PROBLEM TO WORK ON: Copy each line below in which the word "text" occurs.

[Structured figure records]

━━━━

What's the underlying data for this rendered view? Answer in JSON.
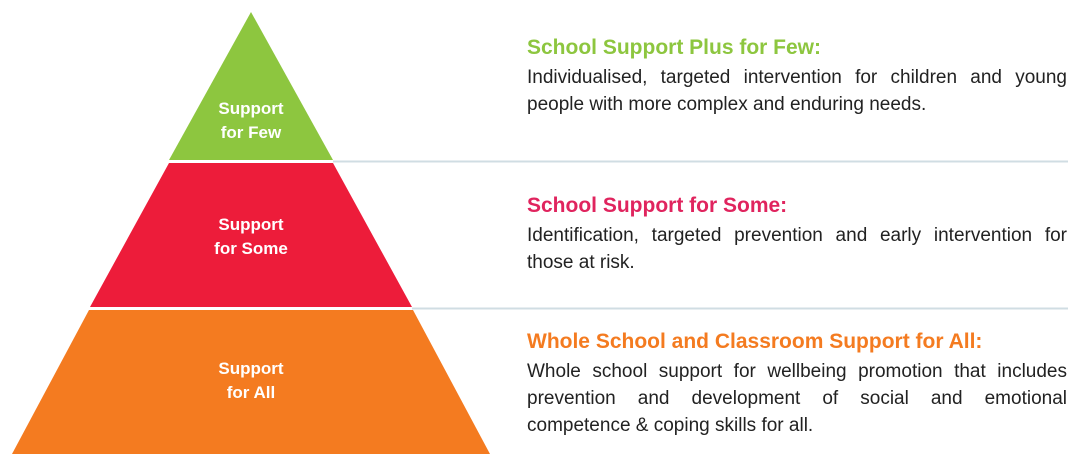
{
  "tiers": [
    {
      "label_lines": [
        "Support",
        "for Few"
      ],
      "title": "School Support Plus for Few:",
      "text": "Individualised, targeted intervention for children and young people with more complex and enduring needs."
    },
    {
      "label_lines": [
        "Support",
        "for Some"
      ],
      "title": "School Support for Some:",
      "text": "Identification, targeted prevention and early intervention for those at risk."
    },
    {
      "label_lines": [
        "Support",
        "for All"
      ],
      "title": "Whole School and Classroom Support for All:",
      "text": "Whole school support for wellbeing promotion that includes prevention and development of social and emotional competence & coping skills for all."
    }
  ]
}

━━━━

WRITTEN SOLUTION:
      "text": "Individualised, targeted intervention for children and young people with more complex and enduring needs."
      "text": "Identification, targeted prevention and early intervention for those at risk."
      "text": "Whole school support for wellbeing promotion that includes prevention and development of social and emotional competence & coping skills for all."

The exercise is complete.